Items from a data source:

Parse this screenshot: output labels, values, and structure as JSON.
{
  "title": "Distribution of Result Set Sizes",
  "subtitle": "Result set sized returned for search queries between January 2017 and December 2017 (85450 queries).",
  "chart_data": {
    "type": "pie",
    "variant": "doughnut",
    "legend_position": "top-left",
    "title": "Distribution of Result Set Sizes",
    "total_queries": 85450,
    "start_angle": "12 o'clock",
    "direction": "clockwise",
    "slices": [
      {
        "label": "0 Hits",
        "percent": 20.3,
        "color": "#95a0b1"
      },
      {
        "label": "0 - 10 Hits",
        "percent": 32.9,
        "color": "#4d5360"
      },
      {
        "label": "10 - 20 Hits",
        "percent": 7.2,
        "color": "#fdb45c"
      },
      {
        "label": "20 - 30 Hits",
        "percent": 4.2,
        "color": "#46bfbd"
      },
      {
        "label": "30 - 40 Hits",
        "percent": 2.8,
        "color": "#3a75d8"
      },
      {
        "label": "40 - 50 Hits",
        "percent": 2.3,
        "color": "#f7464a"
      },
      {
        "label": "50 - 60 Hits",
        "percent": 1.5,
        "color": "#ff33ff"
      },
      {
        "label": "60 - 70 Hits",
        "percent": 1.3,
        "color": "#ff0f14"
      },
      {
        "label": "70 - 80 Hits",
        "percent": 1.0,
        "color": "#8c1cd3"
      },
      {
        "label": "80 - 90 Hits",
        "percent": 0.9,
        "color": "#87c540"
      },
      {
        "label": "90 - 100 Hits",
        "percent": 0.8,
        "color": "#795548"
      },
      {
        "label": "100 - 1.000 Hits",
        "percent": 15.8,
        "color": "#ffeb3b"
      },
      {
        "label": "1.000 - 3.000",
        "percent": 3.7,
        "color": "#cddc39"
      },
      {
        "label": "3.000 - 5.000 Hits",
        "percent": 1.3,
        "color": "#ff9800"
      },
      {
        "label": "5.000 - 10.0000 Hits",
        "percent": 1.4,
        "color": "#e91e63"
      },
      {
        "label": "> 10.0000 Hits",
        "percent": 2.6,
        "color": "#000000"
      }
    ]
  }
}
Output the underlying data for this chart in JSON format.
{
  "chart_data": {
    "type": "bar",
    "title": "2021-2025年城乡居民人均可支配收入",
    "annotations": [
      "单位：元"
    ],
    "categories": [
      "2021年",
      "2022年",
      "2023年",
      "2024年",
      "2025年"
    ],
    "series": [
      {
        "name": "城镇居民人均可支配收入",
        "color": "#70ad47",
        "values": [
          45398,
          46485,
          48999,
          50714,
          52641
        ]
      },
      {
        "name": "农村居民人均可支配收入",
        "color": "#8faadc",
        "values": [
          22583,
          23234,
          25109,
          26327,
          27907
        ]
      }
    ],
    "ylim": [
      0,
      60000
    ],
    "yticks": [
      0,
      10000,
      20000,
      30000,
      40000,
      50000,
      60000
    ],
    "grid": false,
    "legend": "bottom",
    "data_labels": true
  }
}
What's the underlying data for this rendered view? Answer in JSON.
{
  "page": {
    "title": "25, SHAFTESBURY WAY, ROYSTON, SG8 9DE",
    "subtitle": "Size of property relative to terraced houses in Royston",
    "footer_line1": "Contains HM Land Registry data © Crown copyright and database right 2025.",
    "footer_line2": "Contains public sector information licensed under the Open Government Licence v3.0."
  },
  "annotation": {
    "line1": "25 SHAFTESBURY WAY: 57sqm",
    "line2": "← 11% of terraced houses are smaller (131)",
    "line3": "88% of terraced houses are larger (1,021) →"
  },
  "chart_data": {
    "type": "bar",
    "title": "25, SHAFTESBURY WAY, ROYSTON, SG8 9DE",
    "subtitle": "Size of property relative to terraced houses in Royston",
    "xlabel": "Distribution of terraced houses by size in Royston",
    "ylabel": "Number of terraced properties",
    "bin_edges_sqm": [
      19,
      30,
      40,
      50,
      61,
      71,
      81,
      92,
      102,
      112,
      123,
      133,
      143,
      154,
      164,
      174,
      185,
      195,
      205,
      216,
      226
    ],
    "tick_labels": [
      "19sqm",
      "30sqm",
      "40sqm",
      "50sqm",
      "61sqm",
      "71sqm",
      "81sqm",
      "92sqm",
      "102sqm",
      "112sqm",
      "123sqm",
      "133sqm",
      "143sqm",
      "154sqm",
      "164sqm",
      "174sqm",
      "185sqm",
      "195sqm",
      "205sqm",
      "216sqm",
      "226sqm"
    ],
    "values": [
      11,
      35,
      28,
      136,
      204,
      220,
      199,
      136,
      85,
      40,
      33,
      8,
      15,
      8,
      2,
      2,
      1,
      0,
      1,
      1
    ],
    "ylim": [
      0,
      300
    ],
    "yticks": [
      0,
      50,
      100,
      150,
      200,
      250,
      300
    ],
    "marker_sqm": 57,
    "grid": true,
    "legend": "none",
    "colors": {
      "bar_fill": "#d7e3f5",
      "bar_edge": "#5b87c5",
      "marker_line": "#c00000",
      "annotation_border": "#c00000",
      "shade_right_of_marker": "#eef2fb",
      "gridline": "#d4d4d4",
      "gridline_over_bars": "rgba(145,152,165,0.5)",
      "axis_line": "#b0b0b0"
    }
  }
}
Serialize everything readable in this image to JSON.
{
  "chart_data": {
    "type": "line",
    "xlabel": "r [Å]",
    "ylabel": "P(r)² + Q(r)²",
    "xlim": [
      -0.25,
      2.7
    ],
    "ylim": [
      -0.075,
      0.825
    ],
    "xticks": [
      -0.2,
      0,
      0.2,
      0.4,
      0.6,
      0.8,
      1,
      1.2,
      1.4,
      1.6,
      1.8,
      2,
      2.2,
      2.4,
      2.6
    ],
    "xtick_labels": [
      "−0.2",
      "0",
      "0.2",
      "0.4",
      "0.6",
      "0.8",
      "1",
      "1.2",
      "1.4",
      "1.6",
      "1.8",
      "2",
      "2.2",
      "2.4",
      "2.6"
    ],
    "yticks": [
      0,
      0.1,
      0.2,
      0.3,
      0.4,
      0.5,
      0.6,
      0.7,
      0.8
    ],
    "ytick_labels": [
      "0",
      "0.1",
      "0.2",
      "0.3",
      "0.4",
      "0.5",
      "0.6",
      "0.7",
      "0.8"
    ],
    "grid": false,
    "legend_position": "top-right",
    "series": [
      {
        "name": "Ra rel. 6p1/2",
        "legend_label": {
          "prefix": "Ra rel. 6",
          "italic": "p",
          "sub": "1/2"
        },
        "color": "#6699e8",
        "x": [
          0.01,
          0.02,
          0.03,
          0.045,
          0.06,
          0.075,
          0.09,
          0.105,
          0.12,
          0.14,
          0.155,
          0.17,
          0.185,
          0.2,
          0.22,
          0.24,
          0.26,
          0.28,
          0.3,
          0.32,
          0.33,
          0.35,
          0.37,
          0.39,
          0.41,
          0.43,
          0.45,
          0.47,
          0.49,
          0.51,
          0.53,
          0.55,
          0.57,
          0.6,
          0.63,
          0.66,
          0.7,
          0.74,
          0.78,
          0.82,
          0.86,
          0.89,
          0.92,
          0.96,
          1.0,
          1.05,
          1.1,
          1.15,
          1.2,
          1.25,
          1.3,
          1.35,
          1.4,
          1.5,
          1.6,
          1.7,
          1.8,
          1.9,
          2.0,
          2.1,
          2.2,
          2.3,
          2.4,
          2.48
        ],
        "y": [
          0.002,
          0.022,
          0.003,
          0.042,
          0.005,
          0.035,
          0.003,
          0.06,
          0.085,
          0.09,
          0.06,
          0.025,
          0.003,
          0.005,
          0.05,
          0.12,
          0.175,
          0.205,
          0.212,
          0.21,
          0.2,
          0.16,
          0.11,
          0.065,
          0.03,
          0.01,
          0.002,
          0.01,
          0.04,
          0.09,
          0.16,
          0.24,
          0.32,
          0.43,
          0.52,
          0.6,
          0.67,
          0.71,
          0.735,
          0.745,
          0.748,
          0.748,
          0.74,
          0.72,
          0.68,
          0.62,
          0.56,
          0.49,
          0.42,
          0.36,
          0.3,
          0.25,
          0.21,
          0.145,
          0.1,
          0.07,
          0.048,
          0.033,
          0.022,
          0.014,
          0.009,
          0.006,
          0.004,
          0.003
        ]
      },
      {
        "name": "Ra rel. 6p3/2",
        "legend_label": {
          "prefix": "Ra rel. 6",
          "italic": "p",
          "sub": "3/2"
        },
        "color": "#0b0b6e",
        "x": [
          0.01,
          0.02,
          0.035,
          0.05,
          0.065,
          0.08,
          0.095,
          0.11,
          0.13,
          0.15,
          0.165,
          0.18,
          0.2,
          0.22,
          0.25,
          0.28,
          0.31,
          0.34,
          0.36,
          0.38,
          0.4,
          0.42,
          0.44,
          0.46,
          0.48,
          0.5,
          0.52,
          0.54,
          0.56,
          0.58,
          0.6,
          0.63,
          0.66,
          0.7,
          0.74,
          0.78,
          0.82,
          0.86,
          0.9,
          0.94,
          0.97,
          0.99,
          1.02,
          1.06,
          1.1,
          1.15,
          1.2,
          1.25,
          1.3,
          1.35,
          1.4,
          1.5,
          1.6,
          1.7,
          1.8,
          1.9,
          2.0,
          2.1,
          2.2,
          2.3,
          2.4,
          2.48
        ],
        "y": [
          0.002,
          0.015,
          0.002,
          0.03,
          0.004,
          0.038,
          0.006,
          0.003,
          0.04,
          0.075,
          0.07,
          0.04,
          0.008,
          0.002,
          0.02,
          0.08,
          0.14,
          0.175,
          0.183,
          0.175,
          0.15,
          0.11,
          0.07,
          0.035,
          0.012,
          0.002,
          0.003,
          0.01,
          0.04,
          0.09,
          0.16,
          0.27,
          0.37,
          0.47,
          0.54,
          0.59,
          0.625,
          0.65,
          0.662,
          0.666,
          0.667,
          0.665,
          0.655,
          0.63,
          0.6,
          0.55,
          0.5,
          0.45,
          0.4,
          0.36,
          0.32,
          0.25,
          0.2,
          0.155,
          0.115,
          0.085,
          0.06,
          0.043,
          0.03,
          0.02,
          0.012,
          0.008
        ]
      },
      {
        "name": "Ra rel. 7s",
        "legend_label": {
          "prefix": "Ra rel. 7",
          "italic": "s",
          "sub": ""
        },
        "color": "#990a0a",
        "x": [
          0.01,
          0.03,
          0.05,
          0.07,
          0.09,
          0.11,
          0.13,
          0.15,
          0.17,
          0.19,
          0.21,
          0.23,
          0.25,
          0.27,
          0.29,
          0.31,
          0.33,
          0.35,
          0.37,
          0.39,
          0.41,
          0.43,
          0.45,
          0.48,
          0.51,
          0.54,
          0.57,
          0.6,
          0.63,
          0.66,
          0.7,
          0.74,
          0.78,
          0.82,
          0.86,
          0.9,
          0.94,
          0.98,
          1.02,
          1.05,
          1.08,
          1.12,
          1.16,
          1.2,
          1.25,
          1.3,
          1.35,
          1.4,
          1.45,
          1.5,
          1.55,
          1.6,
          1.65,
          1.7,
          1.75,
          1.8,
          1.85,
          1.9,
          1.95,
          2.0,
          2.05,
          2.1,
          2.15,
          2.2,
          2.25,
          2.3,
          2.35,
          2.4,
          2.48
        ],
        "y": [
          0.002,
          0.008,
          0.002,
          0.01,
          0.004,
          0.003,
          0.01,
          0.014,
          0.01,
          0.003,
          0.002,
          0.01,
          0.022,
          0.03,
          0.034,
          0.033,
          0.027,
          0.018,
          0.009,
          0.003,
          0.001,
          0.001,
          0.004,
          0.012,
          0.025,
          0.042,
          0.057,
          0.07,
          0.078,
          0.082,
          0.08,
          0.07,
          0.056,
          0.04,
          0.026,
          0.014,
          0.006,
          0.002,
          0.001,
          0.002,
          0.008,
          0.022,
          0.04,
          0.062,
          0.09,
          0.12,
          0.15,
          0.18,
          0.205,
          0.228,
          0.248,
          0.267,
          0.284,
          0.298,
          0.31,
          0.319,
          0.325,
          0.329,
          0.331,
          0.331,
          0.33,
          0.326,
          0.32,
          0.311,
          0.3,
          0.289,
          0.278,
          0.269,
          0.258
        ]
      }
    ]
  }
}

**Stated task**.
Copy each line of the records above that carries the word "underlying".

**Output for this task**.
Output the underlying data for this chart in JSON format.
What's the underlying data for this rendered view? Answer in JSON.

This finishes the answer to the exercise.